RECORDS PROVIDED:
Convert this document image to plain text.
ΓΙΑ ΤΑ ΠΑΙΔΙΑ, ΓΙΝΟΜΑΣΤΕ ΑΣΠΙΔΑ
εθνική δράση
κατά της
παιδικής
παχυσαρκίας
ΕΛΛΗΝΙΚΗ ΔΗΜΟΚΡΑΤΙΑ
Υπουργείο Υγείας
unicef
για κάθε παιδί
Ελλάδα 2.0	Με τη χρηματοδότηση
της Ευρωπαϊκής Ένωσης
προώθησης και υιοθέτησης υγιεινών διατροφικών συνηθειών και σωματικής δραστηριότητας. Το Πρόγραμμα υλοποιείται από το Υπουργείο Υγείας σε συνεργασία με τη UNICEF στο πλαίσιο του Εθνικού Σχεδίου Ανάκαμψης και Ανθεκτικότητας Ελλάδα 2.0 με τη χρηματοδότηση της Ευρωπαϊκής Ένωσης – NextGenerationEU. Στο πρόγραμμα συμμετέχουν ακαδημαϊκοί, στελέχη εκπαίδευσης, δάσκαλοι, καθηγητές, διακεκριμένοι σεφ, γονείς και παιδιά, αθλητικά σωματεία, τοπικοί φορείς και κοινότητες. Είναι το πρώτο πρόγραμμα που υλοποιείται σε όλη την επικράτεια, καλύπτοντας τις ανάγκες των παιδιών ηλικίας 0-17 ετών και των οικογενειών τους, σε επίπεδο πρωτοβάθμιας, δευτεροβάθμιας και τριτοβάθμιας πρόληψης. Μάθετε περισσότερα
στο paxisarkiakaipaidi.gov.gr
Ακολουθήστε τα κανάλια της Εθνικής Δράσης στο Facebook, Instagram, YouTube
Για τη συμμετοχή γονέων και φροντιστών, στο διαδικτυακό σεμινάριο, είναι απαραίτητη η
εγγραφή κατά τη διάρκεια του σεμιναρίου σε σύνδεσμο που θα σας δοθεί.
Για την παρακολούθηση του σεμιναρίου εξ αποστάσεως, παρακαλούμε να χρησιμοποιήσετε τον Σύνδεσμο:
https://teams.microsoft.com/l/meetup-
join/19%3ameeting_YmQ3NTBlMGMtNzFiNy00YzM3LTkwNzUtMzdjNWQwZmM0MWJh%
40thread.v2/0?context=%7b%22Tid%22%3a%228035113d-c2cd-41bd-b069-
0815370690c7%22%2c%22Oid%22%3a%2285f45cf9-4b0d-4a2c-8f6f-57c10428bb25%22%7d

EXERCISE DETAILS: All lines of the data above that include the word "σεμιναρίου" must be shown.

RESULT OF THIS TASK:
εγγραφή κατά τη διάρκεια του σεμιναρίου σε σύνδεσμο που θα σας δοθεί.
Για την παρακολούθηση του σεμιναρίου εξ αποστάσεως, παρακαλούμε να χρησιμοποιήσετε τον Σύνδεσμο:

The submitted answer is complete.